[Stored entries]

+ + +

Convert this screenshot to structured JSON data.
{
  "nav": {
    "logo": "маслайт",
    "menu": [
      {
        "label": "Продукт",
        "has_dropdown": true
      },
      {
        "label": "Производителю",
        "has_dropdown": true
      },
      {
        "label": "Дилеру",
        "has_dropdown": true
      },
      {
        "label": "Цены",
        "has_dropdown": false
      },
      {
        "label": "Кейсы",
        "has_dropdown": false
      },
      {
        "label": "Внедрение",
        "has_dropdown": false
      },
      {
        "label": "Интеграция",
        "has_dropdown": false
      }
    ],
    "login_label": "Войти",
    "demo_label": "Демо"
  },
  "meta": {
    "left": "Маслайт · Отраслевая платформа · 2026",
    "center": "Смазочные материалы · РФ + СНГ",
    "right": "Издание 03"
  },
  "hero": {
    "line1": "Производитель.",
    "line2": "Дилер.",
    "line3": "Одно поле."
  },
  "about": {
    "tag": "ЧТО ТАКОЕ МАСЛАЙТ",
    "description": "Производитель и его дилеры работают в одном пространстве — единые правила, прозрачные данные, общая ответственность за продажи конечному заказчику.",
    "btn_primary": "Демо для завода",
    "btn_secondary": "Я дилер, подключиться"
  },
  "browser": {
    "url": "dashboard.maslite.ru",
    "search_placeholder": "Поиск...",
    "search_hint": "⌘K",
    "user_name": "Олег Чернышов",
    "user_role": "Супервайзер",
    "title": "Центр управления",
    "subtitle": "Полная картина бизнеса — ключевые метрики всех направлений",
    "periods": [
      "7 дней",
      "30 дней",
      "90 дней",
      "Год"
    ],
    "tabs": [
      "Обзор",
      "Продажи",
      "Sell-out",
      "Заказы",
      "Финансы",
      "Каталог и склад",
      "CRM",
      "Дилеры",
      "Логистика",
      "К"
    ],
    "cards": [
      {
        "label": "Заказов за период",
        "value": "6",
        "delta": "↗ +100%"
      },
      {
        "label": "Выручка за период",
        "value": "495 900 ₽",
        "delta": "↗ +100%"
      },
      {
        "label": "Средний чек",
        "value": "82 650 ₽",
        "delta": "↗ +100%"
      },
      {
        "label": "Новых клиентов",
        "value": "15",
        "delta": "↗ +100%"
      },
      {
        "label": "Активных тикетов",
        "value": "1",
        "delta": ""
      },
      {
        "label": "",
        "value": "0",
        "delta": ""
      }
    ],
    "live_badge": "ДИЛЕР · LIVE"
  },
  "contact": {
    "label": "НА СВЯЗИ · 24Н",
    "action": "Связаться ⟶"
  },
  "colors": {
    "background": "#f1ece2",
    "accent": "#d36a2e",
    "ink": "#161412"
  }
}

+ + +

● Your task
Check each line of the material above for "value" and say how many lines contain it, giving the number alone.

● Exercise answer
6